WRITTEN TASK ▸
Sort through the entries below and pull out lines containing the word "active".

## BEGIN RECORD EXTRACTS

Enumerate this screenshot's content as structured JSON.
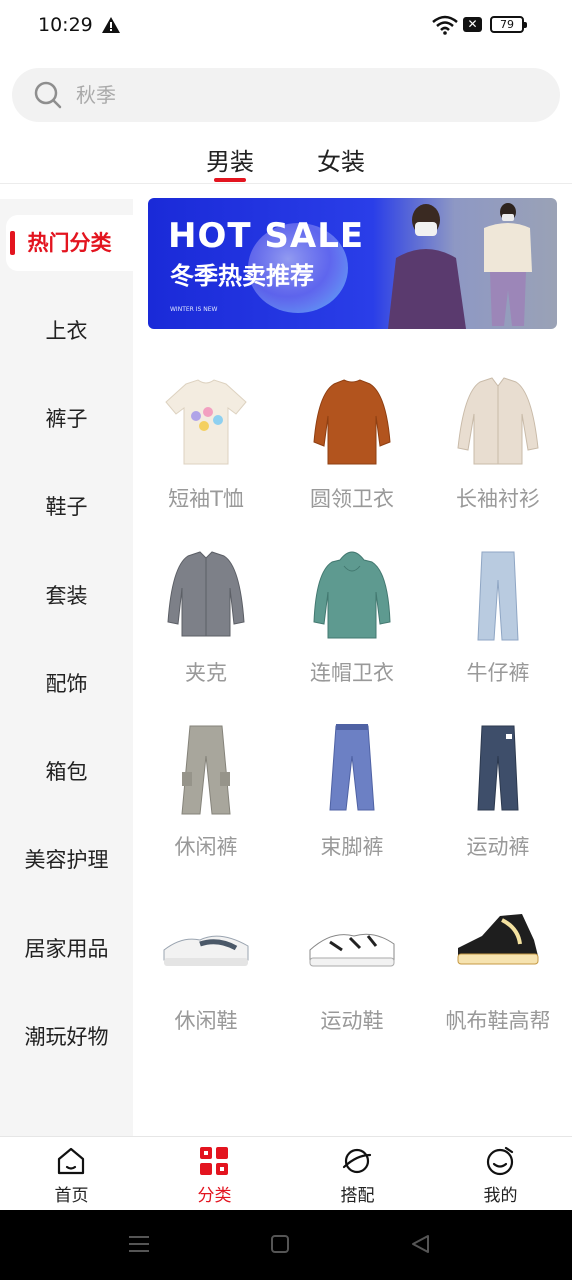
{
  "status": {
    "time": "10:29",
    "battery": "79"
  },
  "search": {
    "placeholder": "秋季"
  },
  "gender_tabs": [
    {
      "label": "男装",
      "active": true
    },
    {
      "label": "女装",
      "active": false
    }
  ],
  "sidebar": {
    "items": [
      {
        "label": "热门分类",
        "active": true
      },
      {
        "label": "上衣"
      },
      {
        "label": "裤子"
      },
      {
        "label": "鞋子"
      },
      {
        "label": "套装"
      },
      {
        "label": "配饰"
      },
      {
        "label": "箱包"
      },
      {
        "label": "美容护理"
      },
      {
        "label": "居家用品"
      },
      {
        "label": "潮玩好物"
      }
    ]
  },
  "banner": {
    "title": "HOT SALE",
    "subtitle": "冬季热卖推荐",
    "small": "WINTER IS NEW"
  },
  "categories": [
    {
      "label": "短袖T恤",
      "icon": "tshirt-image"
    },
    {
      "label": "圆领卫衣",
      "icon": "sweatshirt-image"
    },
    {
      "label": "长袖衬衫",
      "icon": "shirt-image"
    },
    {
      "label": "夹克",
      "icon": "jacket-image"
    },
    {
      "label": "连帽卫衣",
      "icon": "hoodie-image"
    },
    {
      "label": "牛仔裤",
      "icon": "jeans-image"
    },
    {
      "label": "休闲裤",
      "icon": "casual-pants-image"
    },
    {
      "label": "束脚裤",
      "icon": "jogger-pants-image"
    },
    {
      "label": "运动裤",
      "icon": "sport-pants-image"
    },
    {
      "label": "休闲鞋",
      "icon": "casual-shoe-image"
    },
    {
      "label": "运动鞋",
      "icon": "sneaker-image"
    },
    {
      "label": "帆布鞋高帮",
      "icon": "canvas-hightop-image"
    }
  ],
  "bottom_nav": [
    {
      "label": "首页",
      "icon": "home-icon"
    },
    {
      "label": "分类",
      "icon": "category-icon",
      "active": true
    },
    {
      "label": "搭配",
      "icon": "planet-icon"
    },
    {
      "label": "我的",
      "icon": "profile-face-icon"
    }
  ],
  "colors": {
    "accent": "#e3141f",
    "banner_bg": "#1f2fd6"
  }
}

## END RECORD EXTRACTS

THE ANSWER ▸
      "active": true
      "active": false
        "active": true
      "active": true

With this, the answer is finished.